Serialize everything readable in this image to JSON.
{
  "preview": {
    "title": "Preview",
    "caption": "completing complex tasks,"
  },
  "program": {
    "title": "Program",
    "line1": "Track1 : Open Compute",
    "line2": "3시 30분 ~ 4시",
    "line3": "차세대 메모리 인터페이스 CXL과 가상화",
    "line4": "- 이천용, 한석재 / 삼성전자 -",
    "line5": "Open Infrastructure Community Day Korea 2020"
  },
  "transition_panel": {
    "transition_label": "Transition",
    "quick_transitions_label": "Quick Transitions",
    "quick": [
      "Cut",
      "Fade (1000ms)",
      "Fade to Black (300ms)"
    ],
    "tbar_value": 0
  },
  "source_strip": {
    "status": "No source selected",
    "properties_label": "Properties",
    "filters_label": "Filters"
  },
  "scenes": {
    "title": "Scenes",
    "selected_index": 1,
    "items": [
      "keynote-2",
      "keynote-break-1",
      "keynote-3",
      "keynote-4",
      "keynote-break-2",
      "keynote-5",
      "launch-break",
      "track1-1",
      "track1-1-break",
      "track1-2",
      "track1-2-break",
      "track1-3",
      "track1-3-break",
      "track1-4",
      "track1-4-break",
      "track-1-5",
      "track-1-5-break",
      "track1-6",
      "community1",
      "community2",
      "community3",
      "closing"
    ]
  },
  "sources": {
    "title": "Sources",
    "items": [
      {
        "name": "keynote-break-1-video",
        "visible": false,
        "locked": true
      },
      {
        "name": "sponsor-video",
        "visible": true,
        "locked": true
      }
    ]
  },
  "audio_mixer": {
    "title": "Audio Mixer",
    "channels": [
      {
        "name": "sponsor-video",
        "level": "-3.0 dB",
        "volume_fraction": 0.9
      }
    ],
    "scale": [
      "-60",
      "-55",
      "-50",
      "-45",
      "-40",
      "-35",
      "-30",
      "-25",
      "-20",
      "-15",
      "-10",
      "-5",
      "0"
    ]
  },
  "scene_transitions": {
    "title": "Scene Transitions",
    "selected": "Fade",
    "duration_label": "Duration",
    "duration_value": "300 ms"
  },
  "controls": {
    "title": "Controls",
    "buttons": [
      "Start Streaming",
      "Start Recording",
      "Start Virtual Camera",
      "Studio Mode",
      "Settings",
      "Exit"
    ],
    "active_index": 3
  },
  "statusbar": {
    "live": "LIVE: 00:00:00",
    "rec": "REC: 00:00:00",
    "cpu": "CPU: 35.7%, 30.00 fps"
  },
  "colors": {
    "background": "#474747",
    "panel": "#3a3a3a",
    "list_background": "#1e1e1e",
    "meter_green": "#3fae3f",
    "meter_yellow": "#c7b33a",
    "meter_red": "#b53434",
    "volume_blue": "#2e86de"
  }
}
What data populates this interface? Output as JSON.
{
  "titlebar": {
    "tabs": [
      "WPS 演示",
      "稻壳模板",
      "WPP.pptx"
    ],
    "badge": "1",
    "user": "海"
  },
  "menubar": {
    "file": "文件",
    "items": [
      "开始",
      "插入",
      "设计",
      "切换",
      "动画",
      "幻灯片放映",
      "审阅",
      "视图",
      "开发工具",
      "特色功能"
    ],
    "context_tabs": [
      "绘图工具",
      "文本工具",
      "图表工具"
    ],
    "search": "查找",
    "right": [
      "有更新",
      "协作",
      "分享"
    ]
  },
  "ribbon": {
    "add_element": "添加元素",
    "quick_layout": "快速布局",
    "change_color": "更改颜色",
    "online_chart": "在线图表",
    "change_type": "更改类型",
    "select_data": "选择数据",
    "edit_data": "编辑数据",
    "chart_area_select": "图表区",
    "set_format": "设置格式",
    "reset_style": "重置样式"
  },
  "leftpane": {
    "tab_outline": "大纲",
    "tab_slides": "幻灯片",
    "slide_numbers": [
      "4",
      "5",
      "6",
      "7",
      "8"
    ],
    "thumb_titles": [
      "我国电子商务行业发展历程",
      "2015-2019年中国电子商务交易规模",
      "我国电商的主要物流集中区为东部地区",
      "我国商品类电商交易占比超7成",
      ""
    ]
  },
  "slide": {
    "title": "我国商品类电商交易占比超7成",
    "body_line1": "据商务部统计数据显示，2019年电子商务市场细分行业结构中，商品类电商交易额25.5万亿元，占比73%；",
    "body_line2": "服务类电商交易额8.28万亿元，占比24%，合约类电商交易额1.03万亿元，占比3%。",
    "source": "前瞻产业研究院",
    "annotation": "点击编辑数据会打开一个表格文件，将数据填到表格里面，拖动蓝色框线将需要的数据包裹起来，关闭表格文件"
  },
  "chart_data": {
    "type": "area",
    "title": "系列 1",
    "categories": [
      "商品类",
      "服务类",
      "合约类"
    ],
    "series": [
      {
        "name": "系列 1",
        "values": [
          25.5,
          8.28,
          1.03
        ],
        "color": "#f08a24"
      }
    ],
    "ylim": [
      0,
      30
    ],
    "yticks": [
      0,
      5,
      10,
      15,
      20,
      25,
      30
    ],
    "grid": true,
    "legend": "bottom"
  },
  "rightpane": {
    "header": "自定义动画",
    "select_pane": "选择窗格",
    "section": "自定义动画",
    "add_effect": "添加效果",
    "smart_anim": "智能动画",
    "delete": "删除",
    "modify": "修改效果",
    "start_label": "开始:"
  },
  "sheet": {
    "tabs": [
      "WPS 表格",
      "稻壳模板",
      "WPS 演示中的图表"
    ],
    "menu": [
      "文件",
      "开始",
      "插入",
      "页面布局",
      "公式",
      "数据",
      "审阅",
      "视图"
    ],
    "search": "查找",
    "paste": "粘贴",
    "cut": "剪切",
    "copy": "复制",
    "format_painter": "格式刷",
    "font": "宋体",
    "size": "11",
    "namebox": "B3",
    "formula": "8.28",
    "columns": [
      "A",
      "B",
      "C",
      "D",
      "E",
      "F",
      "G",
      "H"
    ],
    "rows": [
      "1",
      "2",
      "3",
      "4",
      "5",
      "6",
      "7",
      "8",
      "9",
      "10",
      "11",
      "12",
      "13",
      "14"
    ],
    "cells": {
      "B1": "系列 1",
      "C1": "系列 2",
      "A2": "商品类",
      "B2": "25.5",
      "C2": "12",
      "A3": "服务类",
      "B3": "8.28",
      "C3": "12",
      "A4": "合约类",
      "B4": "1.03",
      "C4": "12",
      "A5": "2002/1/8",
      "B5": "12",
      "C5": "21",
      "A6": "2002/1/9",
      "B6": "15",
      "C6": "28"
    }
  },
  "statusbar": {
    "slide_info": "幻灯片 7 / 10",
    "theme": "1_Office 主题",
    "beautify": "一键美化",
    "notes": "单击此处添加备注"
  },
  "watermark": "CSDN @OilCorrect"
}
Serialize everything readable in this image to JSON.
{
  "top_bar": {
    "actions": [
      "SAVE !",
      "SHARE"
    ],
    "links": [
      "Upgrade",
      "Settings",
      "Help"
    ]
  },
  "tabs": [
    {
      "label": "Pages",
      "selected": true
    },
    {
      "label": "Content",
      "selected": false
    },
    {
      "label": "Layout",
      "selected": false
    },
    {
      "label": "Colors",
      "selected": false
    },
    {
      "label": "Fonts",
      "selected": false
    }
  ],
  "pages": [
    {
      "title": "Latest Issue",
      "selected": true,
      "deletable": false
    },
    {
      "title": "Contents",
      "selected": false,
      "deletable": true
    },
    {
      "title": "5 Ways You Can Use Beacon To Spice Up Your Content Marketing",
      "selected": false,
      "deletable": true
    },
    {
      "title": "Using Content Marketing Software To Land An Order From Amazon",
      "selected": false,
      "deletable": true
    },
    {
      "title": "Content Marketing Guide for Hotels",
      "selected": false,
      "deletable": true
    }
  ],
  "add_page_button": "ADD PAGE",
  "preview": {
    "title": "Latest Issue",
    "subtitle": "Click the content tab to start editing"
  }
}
--
• **Exercise prompt**: Print out all the entries precisely as written.

• **Full answer**:
Serialize everything readable in this image to JSON.
{
  "preview": {
    "title": "Preview",
    "caption": "completing complex tasks,"
  },
  "program": {
    "title": "Program",
    "line1": "Track1 : Open Compute",
    "line2": "3시 30분 ~ 4시",
    "line3": "차세대 메모리 인터페이스 CXL과 가상화",
    "line4": "- 이천용, 한석재 / 삼성전자 -",
    "line5": "Open Infrastructure Community Day Korea 2020"
  },
  "transition_panel": {
    "transition_label": "Transition",
    "quick_transitions_label": "Quick Transitions",
    "quick": [
      "Cut",
      "Fade (1000ms)",
      "Fade to Black (300ms)"
    ],
    "tbar_value": 0
  },
  "source_strip": {
    "status": "No source selected",
    "properties_label": "Properties",
    "filters_label": "Filters"
  },
  "scenes": {
    "title": "Scenes",
    "selected_index": 1,
    "items": [
      "keynote-2",
      "keynote-break-1",
      "keynote-3",
      "keynote-4",
      "keynote-break-2",
      "keynote-5",
      "launch-break",
      "track1-1",
      "track1-1-break",
      "track1-2",
      "track1-2-break",
      "track1-3",
      "track1-3-break",
      "track1-4",
      "track1-4-break",
      "track-1-5",
      "track-1-5-break",
      "track1-6",
      "community1",
      "community2",
      "community3",
      "closing"
    ]
  },
  "sources": {
    "title": "Sources",
    "items": [
      {
        "name": "keynote-break-1-video",
        "visible": false,
        "locked": true
      },
      {
        "name": "sponsor-video",
        "visible": true,
        "locked": true
      }
    ]
  },
  "audio_mixer": {
    "title": "Audio Mixer",
    "channels": [
      {
        "name": "sponsor-video",
        "level": "-3.0 dB",
        "volume_fraction": 0.9
      }
    ],
    "scale": [
      "-60",
      "-55",
      "-50",
      "-45",
      "-40",
      "-35",
      "-30",
      "-25",
      "-20",
      "-15",
      "-10",
      "-5",
      "0"
    ]
  },
  "scene_transitions": {
    "title": "Scene Transitions",
    "selected": "Fade",
    "duration_label": "Duration",
    "duration_value": "300 ms"
  },
  "controls": {
    "title": "Controls",
    "buttons": [
      "Start Streaming",
      "Start Recording",
      "Start Virtual Camera",
      "Studio Mode",
      "Settings",
      "Exit"
    ],
    "active_index": 3
  },
  "statusbar": {
    "live": "LIVE: 00:00:00",
    "rec": "REC: 00:00:00",
    "cpu": "CPU: 35.7%, 30.00 fps"
  },
  "colors": {
    "background": "#474747",
    "panel": "#3a3a3a",
    "list_background": "#1e1e1e",
    "meter_green": "#3fae3f",
    "meter_yellow": "#c7b33a",
    "meter_red": "#b53434",
    "volume_blue": "#2e86de"
  }
}
What data populates this interface? Output as JSON.
{
  "titlebar": {
    "tabs": [
      "WPS 演示",
      "稻壳模板",
      "WPP.pptx"
    ],
    "badge": "1",
    "user": "海"
  },
  "menubar": {
    "file": "文件",
    "items": [
      "开始",
      "插入",
      "设计",
      "切换",
      "动画",
      "幻灯片放映",
      "审阅",
      "视图",
      "开发工具",
      "特色功能"
    ],
    "context_tabs": [
      "绘图工具",
      "文本工具",
      "图表工具"
    ],
    "search": "查找",
    "right": [
      "有更新",
      "协作",
      "分享"
    ]
  },
  "ribbon": {
    "add_element": "添加元素",
    "quick_layout": "快速布局",
    "change_color": "更改颜色",
    "online_chart": "在线图表",
    "change_type": "更改类型",
    "select_data": "选择数据",
    "edit_data": "编辑数据",
    "chart_area_select": "图表区",
    "set_format": "设置格式",
    "reset_style": "重置样式"
  },
  "leftpane": {
    "tab_outline": "大纲",
    "tab_slides": "幻灯片",
    "slide_numbers": [
      "4",
      "5",
      "6",
      "7",
      "8"
    ],
    "thumb_titles": [
      "我国电子商务行业发展历程",
      "2015-2019年中国电子商务交易规模",
      "我国电商的主要物流集中区为东部地区",
      "我国商品类电商交易占比超7成",
      ""
    ]
  },
  "slide": {
    "title": "我国商品类电商交易占比超7成",
    "body_line1": "据商务部统计数据显示，2019年电子商务市场细分行业结构中，商品类电商交易额25.5万亿元，占比73%；",
    "body_line2": "服务类电商交易额8.28万亿元，占比24%，合约类电商交易额1.03万亿元，占比3%。",
    "source": "前瞻产业研究院",
    "annotation": "点击编辑数据会打开一个表格文件，将数据填到表格里面，拖动蓝色框线将需要的数据包裹起来，关闭表格文件"
  },
  "chart_data": {
    "type": "area",
    "title": "系列 1",
    "categories": [
      "商品类",
      "服务类",
      "合约类"
    ],
    "series": [
      {
        "name": "系列 1",
        "values": [
          25.5,
          8.28,
          1.03
        ],
        "color": "#f08a24"
      }
    ],
    "ylim": [
      0,
      30
    ],
    "yticks": [
      0,
      5,
      10,
      15,
      20,
      25,
      30
    ],
    "grid": true,
    "legend": "bottom"
  },
  "rightpane": {
    "header": "自定义动画",
    "select_pane": "选择窗格",
    "section": "自定义动画",
    "add_effect": "添加效果",
    "smart_anim": "智能动画",
    "delete": "删除",
    "modify": "修改效果",
    "start_label": "开始:"
  },
  "sheet": {
    "tabs": [
      "WPS 表格",
      "稻壳模板",
      "WPS 演示中的图表"
    ],
    "menu": [
      "文件",
      "开始",
      "插入",
      "页面布局",
      "公式",
      "数据",
      "审阅",
      "视图"
    ],
    "search": "查找",
    "paste": "粘贴",
    "cut": "剪切",
    "copy": "复制",
    "format_painter": "格式刷",
    "font": "宋体",
    "size": "11",
    "namebox": "B3",
    "formula": "8.28",
    "columns": [
      "A",
      "B",
      "C",
      "D",
      "E",
      "F",
      "G",
      "H"
    ],
    "rows": [
      "1",
      "2",
      "3",
      "4",
      "5",
      "6",
      "7",
      "8",
      "9",
      "10",
      "11",
      "12",
      "13",
      "14"
    ],
    "cells": {
      "B1": "系列 1",
      "C1": "系列 2",
      "A2": "商品类",
      "B2": "25.5",
      "C2": "12",
      "A3": "服务类",
      "B3": "8.28",
      "C3": "12",
      "A4": "合约类",
      "B4": "1.03",
      "C4": "12",
      "A5": "2002/1/8",
      "B5": "12",
      "C5": "21",
      "A6": "2002/1/9",
      "B6": "15",
      "C6": "28"
    }
  },
  "statusbar": {
    "slide_info": "幻灯片 7 / 10",
    "theme": "1_Office 主题",
    "beautify": "一键美化",
    "notes": "单击此处添加备注"
  },
  "watermark": "CSDN @OilCorrect"
}
Serialize everything readable in this image to JSON.
{
  "top_bar": {
    "actions": [
      "SAVE !",
      "SHARE"
    ],
    "links": [
      "Upgrade",
      "Settings",
      "Help"
    ]
  },
  "tabs": [
    {
      "label": "Pages",
      "selected": true
    },
    {
      "label": "Content",
      "selected": false
    },
    {
      "label": "Layout",
      "selected": false
    },
    {
      "label": "Colors",
      "selected": false
    },
    {
      "label": "Fonts",
      "selected": false
    }
  ],
  "pages": [
    {
      "title": "Latest Issue",
      "selected": true,
      "deletable": false
    },
    {
      "title": "Contents",
      "selected": false,
      "deletable": true
    },
    {
      "title": "5 Ways You Can Use Beacon To Spice Up Your Content Marketing",
      "selected": false,
      "deletable": true
    },
    {
      "title": "Using Content Marketing Software To Land An Order From Amazon",
      "selected": false,
      "deletable": true
    },
    {
      "title": "Content Marketing Guide for Hotels",
      "selected": false,
      "deletable": true
    }
  ],
  "add_page_button": "ADD PAGE",
  "preview": {
    "title": "Latest Issue",
    "subtitle": "Click the content tab to start editing"
  }
}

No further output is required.